• **Listing**:
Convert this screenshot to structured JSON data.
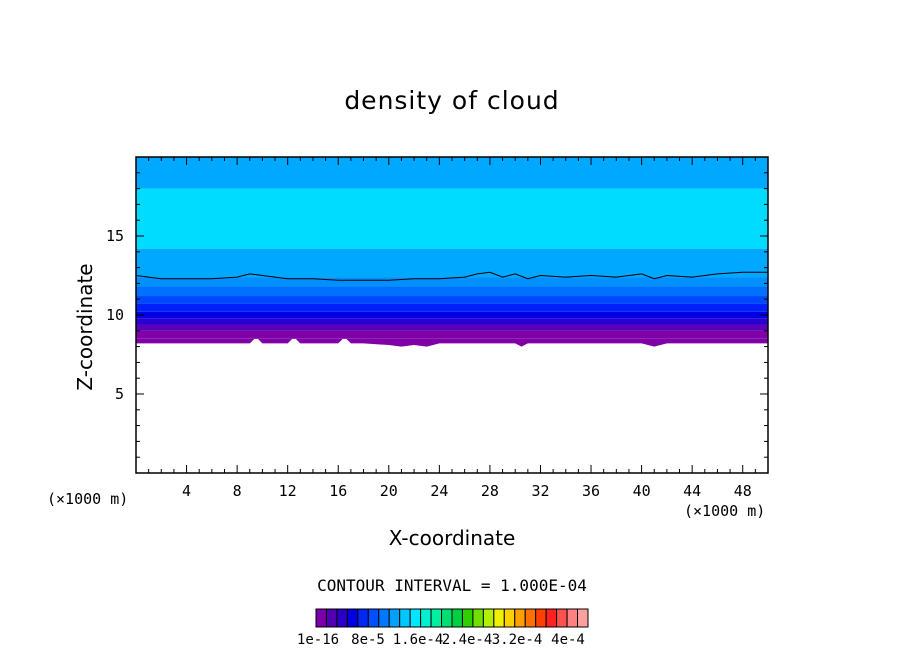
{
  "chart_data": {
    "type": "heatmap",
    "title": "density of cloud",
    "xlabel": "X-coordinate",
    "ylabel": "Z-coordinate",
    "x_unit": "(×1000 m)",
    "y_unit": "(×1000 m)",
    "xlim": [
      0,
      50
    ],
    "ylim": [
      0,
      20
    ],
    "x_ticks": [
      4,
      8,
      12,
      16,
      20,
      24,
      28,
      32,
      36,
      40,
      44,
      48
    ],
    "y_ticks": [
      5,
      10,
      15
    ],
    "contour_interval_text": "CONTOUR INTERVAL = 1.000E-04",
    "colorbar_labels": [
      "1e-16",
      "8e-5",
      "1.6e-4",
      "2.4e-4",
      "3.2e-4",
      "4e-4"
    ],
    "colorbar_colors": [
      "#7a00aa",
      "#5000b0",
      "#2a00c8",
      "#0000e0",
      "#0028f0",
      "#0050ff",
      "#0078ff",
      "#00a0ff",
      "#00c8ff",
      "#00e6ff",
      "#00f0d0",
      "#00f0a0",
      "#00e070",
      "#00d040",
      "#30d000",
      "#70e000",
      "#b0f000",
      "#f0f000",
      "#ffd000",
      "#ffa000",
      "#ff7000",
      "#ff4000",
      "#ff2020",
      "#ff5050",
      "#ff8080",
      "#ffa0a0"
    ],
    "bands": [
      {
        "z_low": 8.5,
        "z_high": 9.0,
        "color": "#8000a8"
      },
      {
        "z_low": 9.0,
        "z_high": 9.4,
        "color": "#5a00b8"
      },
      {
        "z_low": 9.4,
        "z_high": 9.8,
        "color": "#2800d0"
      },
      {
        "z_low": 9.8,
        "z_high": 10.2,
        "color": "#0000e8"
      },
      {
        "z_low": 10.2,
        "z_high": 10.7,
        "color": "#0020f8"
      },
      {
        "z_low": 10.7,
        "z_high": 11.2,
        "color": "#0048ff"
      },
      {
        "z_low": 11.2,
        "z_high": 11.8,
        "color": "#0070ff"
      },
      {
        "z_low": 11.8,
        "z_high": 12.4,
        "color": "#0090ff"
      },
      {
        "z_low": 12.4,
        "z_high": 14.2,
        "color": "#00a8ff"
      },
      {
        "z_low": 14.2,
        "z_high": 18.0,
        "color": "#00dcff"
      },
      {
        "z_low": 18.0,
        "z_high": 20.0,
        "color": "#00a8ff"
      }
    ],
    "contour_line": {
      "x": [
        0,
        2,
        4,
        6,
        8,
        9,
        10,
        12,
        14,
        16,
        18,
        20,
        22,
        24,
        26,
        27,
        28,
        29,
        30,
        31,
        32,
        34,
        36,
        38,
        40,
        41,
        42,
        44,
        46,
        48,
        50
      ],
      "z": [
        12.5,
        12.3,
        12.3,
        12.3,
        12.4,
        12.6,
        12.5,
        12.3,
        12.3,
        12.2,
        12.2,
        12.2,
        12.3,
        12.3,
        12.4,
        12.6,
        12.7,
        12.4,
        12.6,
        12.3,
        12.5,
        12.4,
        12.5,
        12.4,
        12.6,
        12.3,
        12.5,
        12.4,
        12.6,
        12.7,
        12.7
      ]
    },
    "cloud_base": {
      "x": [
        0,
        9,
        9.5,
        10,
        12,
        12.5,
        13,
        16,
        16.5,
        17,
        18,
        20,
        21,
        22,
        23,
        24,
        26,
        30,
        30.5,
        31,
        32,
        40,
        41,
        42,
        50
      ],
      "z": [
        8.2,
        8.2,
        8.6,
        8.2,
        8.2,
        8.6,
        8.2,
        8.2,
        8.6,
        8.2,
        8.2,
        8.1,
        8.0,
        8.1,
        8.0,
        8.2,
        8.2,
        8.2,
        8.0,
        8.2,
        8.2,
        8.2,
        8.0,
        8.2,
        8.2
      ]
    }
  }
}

• **Exercise details**:
Restate each entry word for word, please, but drop any images it holds.

• **Finished answer**:
Convert this screenshot to structured JSON data.
{
  "chart_data": {
    "type": "heatmap",
    "title": "density of cloud",
    "xlabel": "X-coordinate",
    "ylabel": "Z-coordinate",
    "x_unit": "(×1000 m)",
    "y_unit": "(×1000 m)",
    "xlim": [
      0,
      50
    ],
    "ylim": [
      0,
      20
    ],
    "x_ticks": [
      4,
      8,
      12,
      16,
      20,
      24,
      28,
      32,
      36,
      40,
      44,
      48
    ],
    "y_ticks": [
      5,
      10,
      15
    ],
    "contour_interval_text": "CONTOUR INTERVAL = 1.000E-04",
    "colorbar_labels": [
      "1e-16",
      "8e-5",
      "1.6e-4",
      "2.4e-4",
      "3.2e-4",
      "4e-4"
    ],
    "colorbar_colors": [
      "#7a00aa",
      "#5000b0",
      "#2a00c8",
      "#0000e0",
      "#0028f0",
      "#0050ff",
      "#0078ff",
      "#00a0ff",
      "#00c8ff",
      "#00e6ff",
      "#00f0d0",
      "#00f0a0",
      "#00e070",
      "#00d040",
      "#30d000",
      "#70e000",
      "#b0f000",
      "#f0f000",
      "#ffd000",
      "#ffa000",
      "#ff7000",
      "#ff4000",
      "#ff2020",
      "#ff5050",
      "#ff8080",
      "#ffa0a0"
    ],
    "bands": [
      {
        "z_low": 8.5,
        "z_high": 9.0,
        "color": "#8000a8"
      },
      {
        "z_low": 9.0,
        "z_high": 9.4,
        "color": "#5a00b8"
      },
      {
        "z_low": 9.4,
        "z_high": 9.8,
        "color": "#2800d0"
      },
      {
        "z_low": 9.8,
        "z_high": 10.2,
        "color": "#0000e8"
      },
      {
        "z_low": 10.2,
        "z_high": 10.7,
        "color": "#0020f8"
      },
      {
        "z_low": 10.7,
        "z_high": 11.2,
        "color": "#0048ff"
      },
      {
        "z_low": 11.2,
        "z_high": 11.8,
        "color": "#0070ff"
      },
      {
        "z_low": 11.8,
        "z_high": 12.4,
        "color": "#0090ff"
      },
      {
        "z_low": 12.4,
        "z_high": 14.2,
        "color": "#00a8ff"
      },
      {
        "z_low": 14.2,
        "z_high": 18.0,
        "color": "#00dcff"
      },
      {
        "z_low": 18.0,
        "z_high": 20.0,
        "color": "#00a8ff"
      }
    ],
    "contour_line": {
      "x": [
        0,
        2,
        4,
        6,
        8,
        9,
        10,
        12,
        14,
        16,
        18,
        20,
        22,
        24,
        26,
        27,
        28,
        29,
        30,
        31,
        32,
        34,
        36,
        38,
        40,
        41,
        42,
        44,
        46,
        48,
        50
      ],
      "z": [
        12.5,
        12.3,
        12.3,
        12.3,
        12.4,
        12.6,
        12.5,
        12.3,
        12.3,
        12.2,
        12.2,
        12.2,
        12.3,
        12.3,
        12.4,
        12.6,
        12.7,
        12.4,
        12.6,
        12.3,
        12.5,
        12.4,
        12.5,
        12.4,
        12.6,
        12.3,
        12.5,
        12.4,
        12.6,
        12.7,
        12.7
      ]
    },
    "cloud_base": {
      "x": [
        0,
        9,
        9.5,
        10,
        12,
        12.5,
        13,
        16,
        16.5,
        17,
        18,
        20,
        21,
        22,
        23,
        24,
        26,
        30,
        30.5,
        31,
        32,
        40,
        41,
        42,
        50
      ],
      "z": [
        8.2,
        8.2,
        8.6,
        8.2,
        8.2,
        8.6,
        8.2,
        8.2,
        8.6,
        8.2,
        8.2,
        8.1,
        8.0,
        8.1,
        8.0,
        8.2,
        8.2,
        8.2,
        8.0,
        8.2,
        8.2,
        8.2,
        8.0,
        8.2,
        8.2
      ]
    }
  }
}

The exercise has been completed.